ENTRIES PROVIDED:
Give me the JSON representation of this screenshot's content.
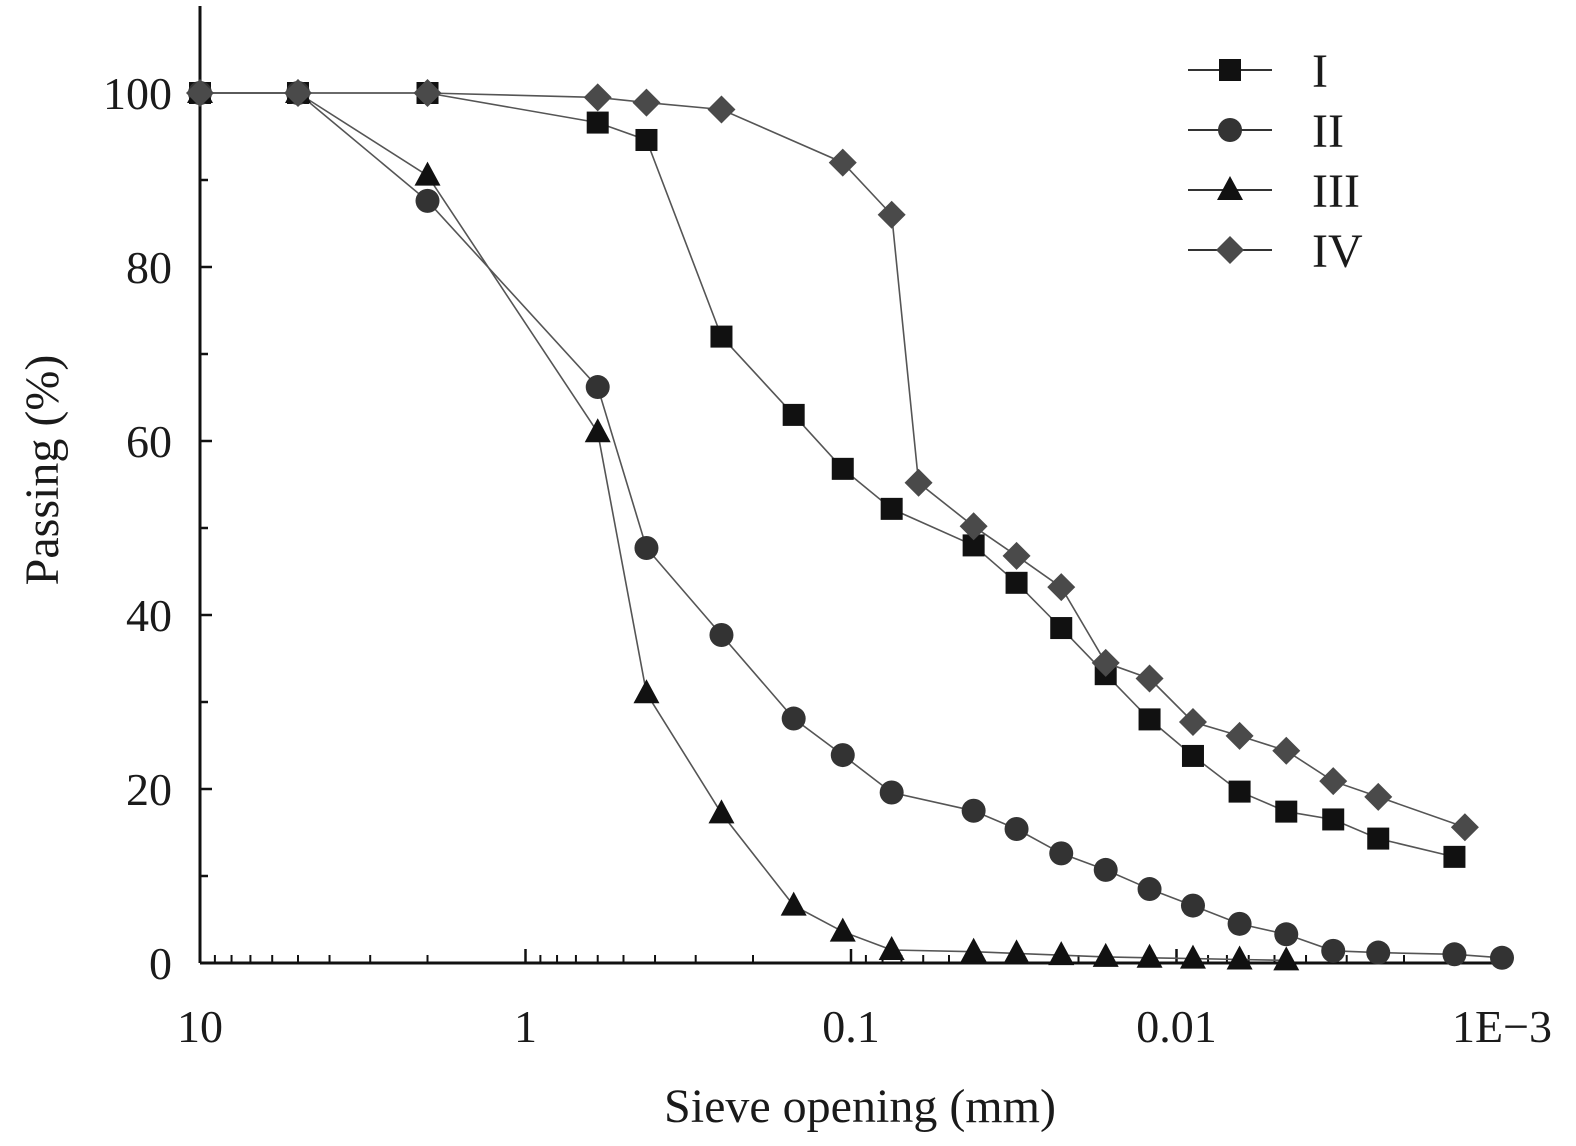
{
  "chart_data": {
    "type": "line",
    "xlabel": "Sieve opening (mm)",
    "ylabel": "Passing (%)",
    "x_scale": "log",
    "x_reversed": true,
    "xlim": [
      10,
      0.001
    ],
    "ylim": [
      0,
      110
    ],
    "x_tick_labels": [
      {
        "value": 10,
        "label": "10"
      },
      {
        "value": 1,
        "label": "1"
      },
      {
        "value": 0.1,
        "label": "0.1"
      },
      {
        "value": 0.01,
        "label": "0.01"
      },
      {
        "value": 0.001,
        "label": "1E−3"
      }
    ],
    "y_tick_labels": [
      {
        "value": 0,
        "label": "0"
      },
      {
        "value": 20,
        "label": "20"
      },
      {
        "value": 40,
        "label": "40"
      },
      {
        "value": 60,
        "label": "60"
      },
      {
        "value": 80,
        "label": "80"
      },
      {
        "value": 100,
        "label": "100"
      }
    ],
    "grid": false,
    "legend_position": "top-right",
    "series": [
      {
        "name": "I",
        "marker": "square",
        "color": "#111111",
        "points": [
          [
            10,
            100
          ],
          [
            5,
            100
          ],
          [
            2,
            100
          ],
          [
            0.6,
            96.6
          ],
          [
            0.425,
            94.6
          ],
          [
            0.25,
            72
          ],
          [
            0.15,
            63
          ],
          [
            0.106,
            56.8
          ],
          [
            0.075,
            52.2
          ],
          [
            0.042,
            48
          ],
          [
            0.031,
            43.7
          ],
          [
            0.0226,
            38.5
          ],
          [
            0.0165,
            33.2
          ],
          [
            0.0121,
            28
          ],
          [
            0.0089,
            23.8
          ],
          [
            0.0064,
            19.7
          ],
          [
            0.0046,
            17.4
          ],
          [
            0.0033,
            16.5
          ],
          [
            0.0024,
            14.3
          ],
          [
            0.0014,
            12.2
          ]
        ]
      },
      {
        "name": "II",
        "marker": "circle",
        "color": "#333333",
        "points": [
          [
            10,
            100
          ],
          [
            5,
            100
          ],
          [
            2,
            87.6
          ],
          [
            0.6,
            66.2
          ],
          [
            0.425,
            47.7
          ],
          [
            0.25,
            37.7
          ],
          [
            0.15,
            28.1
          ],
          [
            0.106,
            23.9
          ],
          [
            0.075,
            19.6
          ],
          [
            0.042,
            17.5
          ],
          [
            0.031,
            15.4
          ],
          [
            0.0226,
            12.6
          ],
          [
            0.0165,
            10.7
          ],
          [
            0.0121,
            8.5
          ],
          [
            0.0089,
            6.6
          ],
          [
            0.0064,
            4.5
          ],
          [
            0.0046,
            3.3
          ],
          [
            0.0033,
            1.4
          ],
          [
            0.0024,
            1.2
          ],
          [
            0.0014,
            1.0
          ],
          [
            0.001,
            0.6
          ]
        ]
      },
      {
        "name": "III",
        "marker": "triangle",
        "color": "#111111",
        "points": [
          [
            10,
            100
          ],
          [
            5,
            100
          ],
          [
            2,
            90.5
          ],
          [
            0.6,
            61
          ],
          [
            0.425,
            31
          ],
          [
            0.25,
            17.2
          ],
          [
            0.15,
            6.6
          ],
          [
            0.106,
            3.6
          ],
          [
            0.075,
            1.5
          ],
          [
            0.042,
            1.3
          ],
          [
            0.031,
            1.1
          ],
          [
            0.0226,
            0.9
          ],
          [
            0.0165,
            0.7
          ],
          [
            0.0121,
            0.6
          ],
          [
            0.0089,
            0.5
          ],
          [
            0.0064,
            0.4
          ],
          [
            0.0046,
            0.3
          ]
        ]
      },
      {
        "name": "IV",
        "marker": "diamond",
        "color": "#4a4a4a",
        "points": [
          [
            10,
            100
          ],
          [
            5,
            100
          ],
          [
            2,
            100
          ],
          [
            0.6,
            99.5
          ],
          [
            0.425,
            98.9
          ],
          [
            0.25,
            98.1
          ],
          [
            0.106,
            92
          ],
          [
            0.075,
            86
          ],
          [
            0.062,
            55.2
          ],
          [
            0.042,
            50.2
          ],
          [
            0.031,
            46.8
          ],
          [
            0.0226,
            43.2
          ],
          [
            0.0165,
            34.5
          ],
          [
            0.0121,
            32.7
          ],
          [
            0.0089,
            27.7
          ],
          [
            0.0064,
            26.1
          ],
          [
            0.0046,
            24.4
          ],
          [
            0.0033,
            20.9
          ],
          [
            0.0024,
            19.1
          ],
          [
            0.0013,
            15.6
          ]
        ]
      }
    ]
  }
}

DO THIS: Without the pictures, restate all the entries above exactly.

REPLY TO THE TASK:
Give me the JSON representation of this screenshot's content.
{
  "chart_data": {
    "type": "line",
    "xlabel": "Sieve opening (mm)",
    "ylabel": "Passing (%)",
    "x_scale": "log",
    "x_reversed": true,
    "xlim": [
      10,
      0.001
    ],
    "ylim": [
      0,
      110
    ],
    "x_tick_labels": [
      {
        "value": 10,
        "label": "10"
      },
      {
        "value": 1,
        "label": "1"
      },
      {
        "value": 0.1,
        "label": "0.1"
      },
      {
        "value": 0.01,
        "label": "0.01"
      },
      {
        "value": 0.001,
        "label": "1E−3"
      }
    ],
    "y_tick_labels": [
      {
        "value": 0,
        "label": "0"
      },
      {
        "value": 20,
        "label": "20"
      },
      {
        "value": 40,
        "label": "40"
      },
      {
        "value": 60,
        "label": "60"
      },
      {
        "value": 80,
        "label": "80"
      },
      {
        "value": 100,
        "label": "100"
      }
    ],
    "grid": false,
    "legend_position": "top-right",
    "series": [
      {
        "name": "I",
        "marker": "square",
        "color": "#111111",
        "points": [
          [
            10,
            100
          ],
          [
            5,
            100
          ],
          [
            2,
            100
          ],
          [
            0.6,
            96.6
          ],
          [
            0.425,
            94.6
          ],
          [
            0.25,
            72
          ],
          [
            0.15,
            63
          ],
          [
            0.106,
            56.8
          ],
          [
            0.075,
            52.2
          ],
          [
            0.042,
            48
          ],
          [
            0.031,
            43.7
          ],
          [
            0.0226,
            38.5
          ],
          [
            0.0165,
            33.2
          ],
          [
            0.0121,
            28
          ],
          [
            0.0089,
            23.8
          ],
          [
            0.0064,
            19.7
          ],
          [
            0.0046,
            17.4
          ],
          [
            0.0033,
            16.5
          ],
          [
            0.0024,
            14.3
          ],
          [
            0.0014,
            12.2
          ]
        ]
      },
      {
        "name": "II",
        "marker": "circle",
        "color": "#333333",
        "points": [
          [
            10,
            100
          ],
          [
            5,
            100
          ],
          [
            2,
            87.6
          ],
          [
            0.6,
            66.2
          ],
          [
            0.425,
            47.7
          ],
          [
            0.25,
            37.7
          ],
          [
            0.15,
            28.1
          ],
          [
            0.106,
            23.9
          ],
          [
            0.075,
            19.6
          ],
          [
            0.042,
            17.5
          ],
          [
            0.031,
            15.4
          ],
          [
            0.0226,
            12.6
          ],
          [
            0.0165,
            10.7
          ],
          [
            0.0121,
            8.5
          ],
          [
            0.0089,
            6.6
          ],
          [
            0.0064,
            4.5
          ],
          [
            0.0046,
            3.3
          ],
          [
            0.0033,
            1.4
          ],
          [
            0.0024,
            1.2
          ],
          [
            0.0014,
            1.0
          ],
          [
            0.001,
            0.6
          ]
        ]
      },
      {
        "name": "III",
        "marker": "triangle",
        "color": "#111111",
        "points": [
          [
            10,
            100
          ],
          [
            5,
            100
          ],
          [
            2,
            90.5
          ],
          [
            0.6,
            61
          ],
          [
            0.425,
            31
          ],
          [
            0.25,
            17.2
          ],
          [
            0.15,
            6.6
          ],
          [
            0.106,
            3.6
          ],
          [
            0.075,
            1.5
          ],
          [
            0.042,
            1.3
          ],
          [
            0.031,
            1.1
          ],
          [
            0.0226,
            0.9
          ],
          [
            0.0165,
            0.7
          ],
          [
            0.0121,
            0.6
          ],
          [
            0.0089,
            0.5
          ],
          [
            0.0064,
            0.4
          ],
          [
            0.0046,
            0.3
          ]
        ]
      },
      {
        "name": "IV",
        "marker": "diamond",
        "color": "#4a4a4a",
        "points": [
          [
            10,
            100
          ],
          [
            5,
            100
          ],
          [
            2,
            100
          ],
          [
            0.6,
            99.5
          ],
          [
            0.425,
            98.9
          ],
          [
            0.25,
            98.1
          ],
          [
            0.106,
            92
          ],
          [
            0.075,
            86
          ],
          [
            0.062,
            55.2
          ],
          [
            0.042,
            50.2
          ],
          [
            0.031,
            46.8
          ],
          [
            0.0226,
            43.2
          ],
          [
            0.0165,
            34.5
          ],
          [
            0.0121,
            32.7
          ],
          [
            0.0089,
            27.7
          ],
          [
            0.0064,
            26.1
          ],
          [
            0.0046,
            24.4
          ],
          [
            0.0033,
            20.9
          ],
          [
            0.0024,
            19.1
          ],
          [
            0.0013,
            15.6
          ]
        ]
      }
    ]
  }
}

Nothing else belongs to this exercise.